-- begin --

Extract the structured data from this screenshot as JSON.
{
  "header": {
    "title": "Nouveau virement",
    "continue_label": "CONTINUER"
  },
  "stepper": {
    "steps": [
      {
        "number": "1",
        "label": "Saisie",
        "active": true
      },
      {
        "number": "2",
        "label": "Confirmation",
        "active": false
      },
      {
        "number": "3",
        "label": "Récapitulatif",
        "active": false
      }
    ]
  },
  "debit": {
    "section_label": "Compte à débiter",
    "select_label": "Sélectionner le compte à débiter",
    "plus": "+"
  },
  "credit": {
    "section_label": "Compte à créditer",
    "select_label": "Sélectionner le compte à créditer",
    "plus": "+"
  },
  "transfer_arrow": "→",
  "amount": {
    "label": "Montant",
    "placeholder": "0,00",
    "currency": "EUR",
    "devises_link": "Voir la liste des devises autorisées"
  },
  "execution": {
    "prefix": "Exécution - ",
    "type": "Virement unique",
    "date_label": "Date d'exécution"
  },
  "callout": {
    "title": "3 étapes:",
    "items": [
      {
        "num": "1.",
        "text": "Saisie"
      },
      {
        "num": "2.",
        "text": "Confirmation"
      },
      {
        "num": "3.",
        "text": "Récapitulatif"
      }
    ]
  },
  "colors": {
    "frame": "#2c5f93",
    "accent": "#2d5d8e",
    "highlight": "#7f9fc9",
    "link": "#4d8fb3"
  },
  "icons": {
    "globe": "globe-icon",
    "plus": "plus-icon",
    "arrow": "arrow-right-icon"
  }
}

-- end --

Aim: For the material, find the number of lines holding the word "title" and give that figure and nothing more.

Task result: 2